==== Data for this exercise ====

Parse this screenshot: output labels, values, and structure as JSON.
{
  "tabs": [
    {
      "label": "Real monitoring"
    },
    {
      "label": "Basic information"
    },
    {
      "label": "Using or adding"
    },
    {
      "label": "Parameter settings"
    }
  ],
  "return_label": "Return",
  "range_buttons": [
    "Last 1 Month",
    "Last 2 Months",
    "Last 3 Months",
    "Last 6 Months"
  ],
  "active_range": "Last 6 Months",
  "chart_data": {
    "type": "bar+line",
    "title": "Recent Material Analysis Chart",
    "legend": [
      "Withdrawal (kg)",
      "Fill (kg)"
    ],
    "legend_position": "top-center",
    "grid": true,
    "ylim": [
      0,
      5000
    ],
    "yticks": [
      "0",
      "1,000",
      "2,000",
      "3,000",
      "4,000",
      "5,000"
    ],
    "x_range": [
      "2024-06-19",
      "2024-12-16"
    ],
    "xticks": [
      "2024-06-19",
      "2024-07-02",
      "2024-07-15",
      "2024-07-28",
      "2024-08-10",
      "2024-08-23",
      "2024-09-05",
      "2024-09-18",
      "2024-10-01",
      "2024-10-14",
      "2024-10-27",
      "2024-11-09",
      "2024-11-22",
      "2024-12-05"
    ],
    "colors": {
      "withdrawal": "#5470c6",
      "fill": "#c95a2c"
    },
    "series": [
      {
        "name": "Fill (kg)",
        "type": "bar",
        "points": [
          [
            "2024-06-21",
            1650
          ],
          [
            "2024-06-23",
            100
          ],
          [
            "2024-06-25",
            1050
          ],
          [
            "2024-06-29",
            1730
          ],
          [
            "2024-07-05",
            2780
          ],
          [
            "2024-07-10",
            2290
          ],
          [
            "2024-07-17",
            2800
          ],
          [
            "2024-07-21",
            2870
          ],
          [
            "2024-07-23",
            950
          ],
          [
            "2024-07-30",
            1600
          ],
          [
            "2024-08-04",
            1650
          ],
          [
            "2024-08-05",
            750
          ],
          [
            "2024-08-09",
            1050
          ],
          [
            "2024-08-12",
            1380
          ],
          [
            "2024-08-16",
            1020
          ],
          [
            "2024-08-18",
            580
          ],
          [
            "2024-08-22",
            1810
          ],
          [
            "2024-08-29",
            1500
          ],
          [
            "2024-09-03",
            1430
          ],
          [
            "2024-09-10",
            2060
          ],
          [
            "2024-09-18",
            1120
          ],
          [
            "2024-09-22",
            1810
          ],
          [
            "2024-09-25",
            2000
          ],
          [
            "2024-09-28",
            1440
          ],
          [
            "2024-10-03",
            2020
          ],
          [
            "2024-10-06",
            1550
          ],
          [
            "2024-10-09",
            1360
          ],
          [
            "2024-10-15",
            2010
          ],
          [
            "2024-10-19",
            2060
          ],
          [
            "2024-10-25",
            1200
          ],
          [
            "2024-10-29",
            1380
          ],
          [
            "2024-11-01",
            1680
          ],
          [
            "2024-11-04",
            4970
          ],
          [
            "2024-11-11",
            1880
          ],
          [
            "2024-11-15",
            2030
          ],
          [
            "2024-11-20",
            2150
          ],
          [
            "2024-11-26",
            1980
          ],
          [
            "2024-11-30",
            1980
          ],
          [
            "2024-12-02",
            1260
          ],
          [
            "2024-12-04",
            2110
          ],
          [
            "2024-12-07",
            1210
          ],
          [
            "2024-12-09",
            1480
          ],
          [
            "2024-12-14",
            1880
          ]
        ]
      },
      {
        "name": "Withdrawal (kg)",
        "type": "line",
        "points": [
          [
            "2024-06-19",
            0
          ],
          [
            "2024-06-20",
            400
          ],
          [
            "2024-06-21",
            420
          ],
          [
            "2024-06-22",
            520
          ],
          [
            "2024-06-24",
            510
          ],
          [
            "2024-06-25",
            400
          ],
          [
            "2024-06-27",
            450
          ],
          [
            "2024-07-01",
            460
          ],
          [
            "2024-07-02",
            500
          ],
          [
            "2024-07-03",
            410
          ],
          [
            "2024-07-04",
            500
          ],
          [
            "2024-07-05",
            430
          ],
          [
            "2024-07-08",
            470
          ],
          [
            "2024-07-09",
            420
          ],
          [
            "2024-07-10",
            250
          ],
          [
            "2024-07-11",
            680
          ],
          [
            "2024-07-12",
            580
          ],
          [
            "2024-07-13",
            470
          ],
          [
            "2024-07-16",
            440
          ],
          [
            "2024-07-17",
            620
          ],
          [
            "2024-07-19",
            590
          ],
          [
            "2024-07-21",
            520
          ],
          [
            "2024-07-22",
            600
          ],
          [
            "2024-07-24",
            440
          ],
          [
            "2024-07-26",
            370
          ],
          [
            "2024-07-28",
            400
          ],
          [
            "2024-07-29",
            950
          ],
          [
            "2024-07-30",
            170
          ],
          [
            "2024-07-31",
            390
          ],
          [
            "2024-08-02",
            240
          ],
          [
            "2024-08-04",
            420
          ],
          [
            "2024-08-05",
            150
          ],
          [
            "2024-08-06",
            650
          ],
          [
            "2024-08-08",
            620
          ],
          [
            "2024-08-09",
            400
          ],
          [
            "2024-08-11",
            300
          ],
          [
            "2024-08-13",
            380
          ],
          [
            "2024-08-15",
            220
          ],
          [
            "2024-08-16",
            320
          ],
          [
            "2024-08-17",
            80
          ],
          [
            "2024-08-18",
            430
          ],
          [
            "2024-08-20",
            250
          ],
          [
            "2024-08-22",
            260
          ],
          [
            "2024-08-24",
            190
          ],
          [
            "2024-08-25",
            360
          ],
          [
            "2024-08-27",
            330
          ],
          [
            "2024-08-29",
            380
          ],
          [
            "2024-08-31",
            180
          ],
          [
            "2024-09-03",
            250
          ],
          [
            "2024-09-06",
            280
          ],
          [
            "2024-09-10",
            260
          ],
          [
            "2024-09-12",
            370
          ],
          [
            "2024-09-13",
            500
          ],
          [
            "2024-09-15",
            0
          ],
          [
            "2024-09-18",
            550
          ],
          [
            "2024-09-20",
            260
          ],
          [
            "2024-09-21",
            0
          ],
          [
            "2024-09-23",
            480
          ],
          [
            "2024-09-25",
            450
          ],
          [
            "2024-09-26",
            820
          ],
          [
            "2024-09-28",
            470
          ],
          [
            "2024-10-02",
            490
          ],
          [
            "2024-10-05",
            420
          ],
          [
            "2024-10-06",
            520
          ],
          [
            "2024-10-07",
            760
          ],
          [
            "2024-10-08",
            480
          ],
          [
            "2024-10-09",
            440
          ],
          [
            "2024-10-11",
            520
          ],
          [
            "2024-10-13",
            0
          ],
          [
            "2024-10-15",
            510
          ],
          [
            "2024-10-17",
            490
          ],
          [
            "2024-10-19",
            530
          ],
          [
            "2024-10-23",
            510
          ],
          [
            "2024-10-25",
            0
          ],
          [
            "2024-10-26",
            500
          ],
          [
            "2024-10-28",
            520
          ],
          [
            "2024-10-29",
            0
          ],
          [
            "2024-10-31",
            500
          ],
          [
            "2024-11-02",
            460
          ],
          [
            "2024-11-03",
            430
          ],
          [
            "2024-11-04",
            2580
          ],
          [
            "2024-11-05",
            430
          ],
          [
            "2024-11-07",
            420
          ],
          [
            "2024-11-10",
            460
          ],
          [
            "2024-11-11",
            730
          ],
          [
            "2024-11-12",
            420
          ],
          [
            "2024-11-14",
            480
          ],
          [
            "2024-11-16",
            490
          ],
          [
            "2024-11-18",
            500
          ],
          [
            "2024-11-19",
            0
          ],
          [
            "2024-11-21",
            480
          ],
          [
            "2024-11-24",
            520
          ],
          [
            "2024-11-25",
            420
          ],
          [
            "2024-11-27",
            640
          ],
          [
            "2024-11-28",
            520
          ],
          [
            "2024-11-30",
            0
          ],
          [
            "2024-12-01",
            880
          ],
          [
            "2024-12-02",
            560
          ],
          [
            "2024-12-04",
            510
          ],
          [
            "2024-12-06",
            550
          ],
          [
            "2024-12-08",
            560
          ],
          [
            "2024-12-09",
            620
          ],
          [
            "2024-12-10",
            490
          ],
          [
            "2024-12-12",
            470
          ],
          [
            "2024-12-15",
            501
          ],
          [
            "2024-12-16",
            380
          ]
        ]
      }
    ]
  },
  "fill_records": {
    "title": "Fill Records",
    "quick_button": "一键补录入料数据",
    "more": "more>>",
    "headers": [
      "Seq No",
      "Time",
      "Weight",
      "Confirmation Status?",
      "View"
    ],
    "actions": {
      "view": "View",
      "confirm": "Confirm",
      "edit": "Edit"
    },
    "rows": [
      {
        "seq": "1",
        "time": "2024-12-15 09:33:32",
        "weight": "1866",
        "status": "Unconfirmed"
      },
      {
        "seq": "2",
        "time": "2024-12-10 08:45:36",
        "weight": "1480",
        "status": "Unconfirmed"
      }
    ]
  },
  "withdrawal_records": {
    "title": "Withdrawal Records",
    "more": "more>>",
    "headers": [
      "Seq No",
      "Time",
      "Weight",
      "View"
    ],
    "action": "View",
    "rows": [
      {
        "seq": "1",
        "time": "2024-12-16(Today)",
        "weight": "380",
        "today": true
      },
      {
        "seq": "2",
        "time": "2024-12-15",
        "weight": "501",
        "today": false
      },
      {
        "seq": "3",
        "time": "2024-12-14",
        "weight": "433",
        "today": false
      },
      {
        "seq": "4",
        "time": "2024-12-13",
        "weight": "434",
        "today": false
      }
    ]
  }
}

====

=== Objective ===
Copy every line in the listing above where the string "Last" turns up.

=== Reply to the task ===
    "Last 1 Month",
    "Last 2 Months",
    "Last 3 Months",
    "Last 6 Months"
  "active_range": "Last 6 Months",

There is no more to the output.